*Exercise aim:* Return each row below word for word, leaving out the pictures.

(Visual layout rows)
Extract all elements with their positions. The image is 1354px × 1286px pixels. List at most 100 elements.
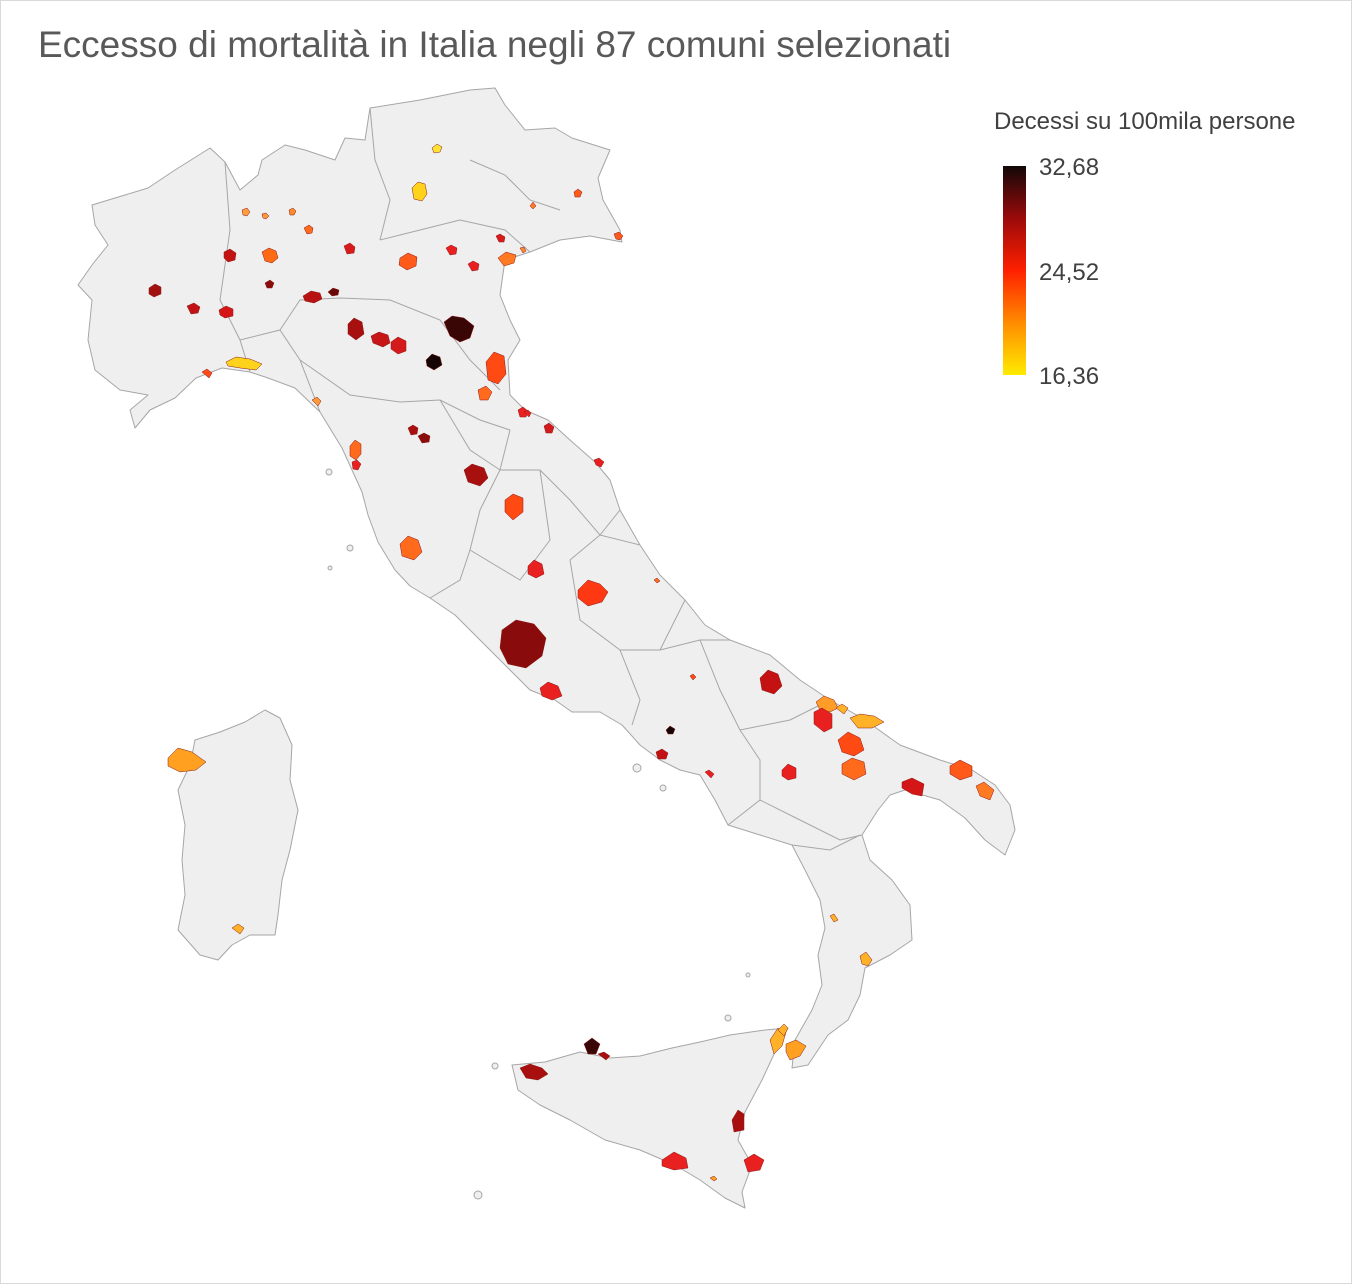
comune-caserta bbox=[655, 748, 669, 760]
comune-varese bbox=[241, 207, 251, 217]
island-capri bbox=[659, 784, 667, 792]
comune-padova bbox=[467, 260, 480, 272]
comune-la-spezia bbox=[311, 396, 322, 407]
comune-salerno bbox=[704, 769, 715, 779]
map-title: Eccesso di mortalità in Italia negli 87 … bbox=[38, 24, 952, 65]
comune-como bbox=[261, 212, 270, 220]
comune-macerata bbox=[593, 457, 605, 468]
comune-milano bbox=[223, 248, 237, 263]
sicily bbox=[511, 1027, 789, 1209]
comune-lecco bbox=[288, 207, 297, 216]
island-egadi bbox=[491, 1062, 499, 1070]
comune-grosseto bbox=[399, 535, 423, 561]
comune-vibo bbox=[785, 1039, 807, 1061]
comune-bergamo bbox=[303, 224, 314, 235]
comune-crotone bbox=[859, 951, 873, 967]
comune-campobasso bbox=[689, 673, 697, 681]
island-elba bbox=[325, 468, 333, 476]
comune-trento bbox=[411, 181, 428, 202]
comune-catania bbox=[731, 1109, 745, 1133]
comune-treviso bbox=[495, 233, 506, 243]
comune-andria bbox=[813, 707, 833, 733]
comune-perugia bbox=[504, 493, 524, 521]
comune-firenze bbox=[417, 432, 431, 444]
comune-pesaro bbox=[523, 409, 532, 418]
comune-savona bbox=[201, 368, 213, 379]
comune-trani bbox=[835, 703, 849, 715]
comune-asti bbox=[186, 302, 201, 315]
comune-siracusa bbox=[743, 1153, 765, 1173]
comune-laquila bbox=[577, 579, 609, 607]
comune-potenza bbox=[781, 763, 797, 781]
comune-pescara bbox=[653, 577, 661, 584]
comune-reggio-calabria bbox=[769, 1027, 787, 1055]
comune-brindisi bbox=[949, 759, 973, 781]
comune-genova bbox=[225, 356, 263, 371]
island-stromboli bbox=[745, 972, 751, 978]
comune-terni bbox=[527, 559, 545, 579]
comune-vicenza bbox=[445, 244, 458, 256]
comune-sassari bbox=[167, 747, 207, 773]
legend-gradient bbox=[1003, 166, 1026, 375]
comune-verona bbox=[398, 252, 418, 271]
comune-taranto bbox=[901, 777, 925, 797]
comune-cremona bbox=[302, 290, 323, 304]
legend-mid-label: 24,52 bbox=[1039, 259, 1100, 286]
island-eolie bbox=[724, 1014, 732, 1022]
comune-ragusa bbox=[709, 1175, 718, 1182]
comune-cagliari bbox=[231, 923, 245, 935]
comune-bagheria bbox=[597, 1051, 611, 1061]
island-argentario bbox=[346, 544, 354, 552]
comune-reggio bbox=[370, 331, 391, 348]
island-giglio bbox=[327, 565, 333, 571]
comune-monza bbox=[261, 247, 279, 264]
comune-pistoia bbox=[407, 424, 419, 436]
comune-bologna bbox=[425, 353, 443, 371]
legend-title: Decessi su 100mila persone bbox=[994, 108, 1296, 135]
comune-udine bbox=[573, 188, 583, 198]
comune-trapani bbox=[519, 1063, 549, 1081]
comune-alessandria bbox=[218, 305, 234, 319]
comune-rovigo bbox=[519, 246, 527, 254]
comune-modena bbox=[390, 336, 407, 355]
legend-min-label: 16,36 bbox=[1039, 363, 1100, 390]
comune-ancona bbox=[543, 422, 555, 434]
comune-piacenza bbox=[327, 287, 340, 297]
island-pelagie bbox=[473, 1190, 483, 1200]
comune-cosenza bbox=[829, 913, 839, 923]
comune-ravenna bbox=[485, 351, 507, 385]
comune-messina bbox=[777, 1023, 789, 1037]
comune-forli bbox=[477, 385, 493, 401]
comune-trieste bbox=[613, 231, 624, 241]
comune-pavia bbox=[264, 279, 275, 289]
municipality-layer bbox=[148, 143, 995, 1182]
legend-max-label: 32,68 bbox=[1039, 154, 1100, 181]
comune-pordenone bbox=[529, 201, 537, 210]
comune-ferrara bbox=[443, 315, 475, 343]
comune-arezzo bbox=[463, 463, 489, 487]
comune-torino bbox=[148, 283, 162, 298]
comune-altamura bbox=[837, 731, 865, 757]
comune-pisa bbox=[351, 459, 362, 471]
comune-livorno bbox=[349, 439, 362, 461]
island-ischia bbox=[632, 763, 642, 773]
comune-benevento bbox=[665, 725, 676, 735]
region-borders bbox=[219, 107, 863, 851]
comune-gela bbox=[661, 1151, 689, 1171]
comune-foggia bbox=[759, 669, 783, 695]
comune-brescia bbox=[343, 242, 356, 255]
comune-latina bbox=[539, 681, 563, 701]
legend-color-scale bbox=[1003, 166, 1026, 375]
comune-roma bbox=[499, 619, 547, 669]
comune-venezia bbox=[497, 251, 517, 267]
comune-parma bbox=[347, 317, 365, 341]
comune-bari bbox=[849, 713, 885, 729]
comune-matera bbox=[841, 757, 867, 781]
comune-palermo bbox=[583, 1037, 601, 1055]
sardinia bbox=[177, 709, 299, 961]
comune-bolzano bbox=[431, 143, 443, 154]
comune-lecce bbox=[975, 781, 995, 801]
mainland-italy bbox=[77, 87, 1016, 1069]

*Result:*
Extract all elements with their positions. The image is 1354px × 1286px pixels. List at most 100 elements.
comune-caserta bbox=[655, 748, 669, 760]
comune-varese bbox=[241, 207, 251, 217]
island-capri bbox=[659, 784, 667, 792]
comune-padova bbox=[467, 260, 480, 272]
comune-la-spezia bbox=[311, 396, 322, 407]
comune-salerno bbox=[704, 769, 715, 779]
map-title: Eccesso di mortalità in Italia negli 87 … bbox=[38, 24, 952, 65]
comune-como bbox=[261, 212, 270, 220]
comune-macerata bbox=[593, 457, 605, 468]
comune-milano bbox=[223, 248, 237, 263]
sicily bbox=[511, 1027, 789, 1209]
comune-lecco bbox=[288, 207, 297, 216]
island-egadi bbox=[491, 1062, 499, 1070]
comune-grosseto bbox=[399, 535, 423, 561]
comune-vibo bbox=[785, 1039, 807, 1061]
comune-bergamo bbox=[303, 224, 314, 235]
comune-crotone bbox=[859, 951, 873, 967]
comune-campobasso bbox=[689, 673, 697, 681]
island-elba bbox=[325, 468, 333, 476]
comune-trento bbox=[411, 181, 428, 202]
comune-catania bbox=[731, 1109, 745, 1133]
comune-treviso bbox=[495, 233, 506, 243]
comune-andria bbox=[813, 707, 833, 733]
comune-perugia bbox=[504, 493, 524, 521]
comune-firenze bbox=[417, 432, 431, 444]
comune-pesaro bbox=[523, 409, 532, 418]
comune-savona bbox=[201, 368, 213, 379]
comune-trani bbox=[835, 703, 849, 715]
comune-asti bbox=[186, 302, 201, 315]
comune-siracusa bbox=[743, 1153, 765, 1173]
comune-laquila bbox=[577, 579, 609, 607]
comune-potenza bbox=[781, 763, 797, 781]
comune-pescara bbox=[653, 577, 661, 584]
comune-reggio-calabria bbox=[769, 1027, 787, 1055]
comune-brindisi bbox=[949, 759, 973, 781]
comune-genova bbox=[225, 356, 263, 371]
island-stromboli bbox=[745, 972, 751, 978]
comune-terni bbox=[527, 559, 545, 579]
comune-vicenza bbox=[445, 244, 458, 256]
comune-sassari bbox=[167, 747, 207, 773]
legend-gradient bbox=[1003, 166, 1026, 375]
comune-verona bbox=[398, 252, 418, 271]
comune-taranto bbox=[901, 777, 925, 797]
comune-cremona bbox=[302, 290, 323, 304]
legend-mid-label: 24,52 bbox=[1039, 259, 1100, 286]
island-eolie bbox=[724, 1014, 732, 1022]
comune-ragusa bbox=[709, 1175, 718, 1182]
comune-cagliari bbox=[231, 923, 245, 935]
comune-bagheria bbox=[597, 1051, 611, 1061]
island-argentario bbox=[346, 544, 354, 552]
comune-reggio bbox=[370, 331, 391, 348]
island-giglio bbox=[327, 565, 333, 571]
comune-monza bbox=[261, 247, 279, 264]
comune-pistoia bbox=[407, 424, 419, 436]
comune-bologna bbox=[425, 353, 443, 371]
legend-title: Decessi su 100mila persone bbox=[994, 108, 1296, 135]
comune-udine bbox=[573, 188, 583, 198]
comune-trapani bbox=[519, 1063, 549, 1081]
comune-alessandria bbox=[218, 305, 234, 319]
comune-rovigo bbox=[519, 246, 527, 254]
comune-modena bbox=[390, 336, 407, 355]
legend-min-label: 16,36 bbox=[1039, 363, 1100, 390]
comune-ancona bbox=[543, 422, 555, 434]
comune-piacenza bbox=[327, 287, 340, 297]
island-pelagie bbox=[473, 1190, 483, 1200]
comune-cosenza bbox=[829, 913, 839, 923]
comune-ravenna bbox=[485, 351, 507, 385]
comune-messina bbox=[777, 1023, 789, 1037]
comune-forli bbox=[477, 385, 493, 401]
comune-trieste bbox=[613, 231, 624, 241]
comune-pavia bbox=[264, 279, 275, 289]
municipality-layer bbox=[148, 143, 995, 1182]
legend-max-label: 32,68 bbox=[1039, 154, 1100, 181]
comune-pordenone bbox=[529, 201, 537, 210]
comune-ferrara bbox=[443, 315, 475, 343]
comune-arezzo bbox=[463, 463, 489, 487]
comune-torino bbox=[148, 283, 162, 298]
comune-altamura bbox=[837, 731, 865, 757]
comune-pisa bbox=[351, 459, 362, 471]
comune-livorno bbox=[349, 439, 362, 461]
island-ischia bbox=[632, 763, 642, 773]
comune-benevento bbox=[665, 725, 676, 735]
region-borders bbox=[219, 107, 863, 851]
comune-gela bbox=[661, 1151, 689, 1171]
comune-foggia bbox=[759, 669, 783, 695]
comune-brescia bbox=[343, 242, 356, 255]
comune-latina bbox=[539, 681, 563, 701]
legend-color-scale bbox=[1003, 166, 1026, 375]
comune-roma bbox=[499, 619, 547, 669]
comune-venezia bbox=[497, 251, 517, 267]
comune-parma bbox=[347, 317, 365, 341]
comune-bari bbox=[849, 713, 885, 729]
comune-matera bbox=[841, 757, 867, 781]
comune-palermo bbox=[583, 1037, 601, 1055]
sardinia bbox=[177, 709, 299, 961]
comune-bolzano bbox=[431, 143, 443, 154]
comune-lecce bbox=[975, 781, 995, 801]
mainland-italy bbox=[77, 87, 1016, 1069]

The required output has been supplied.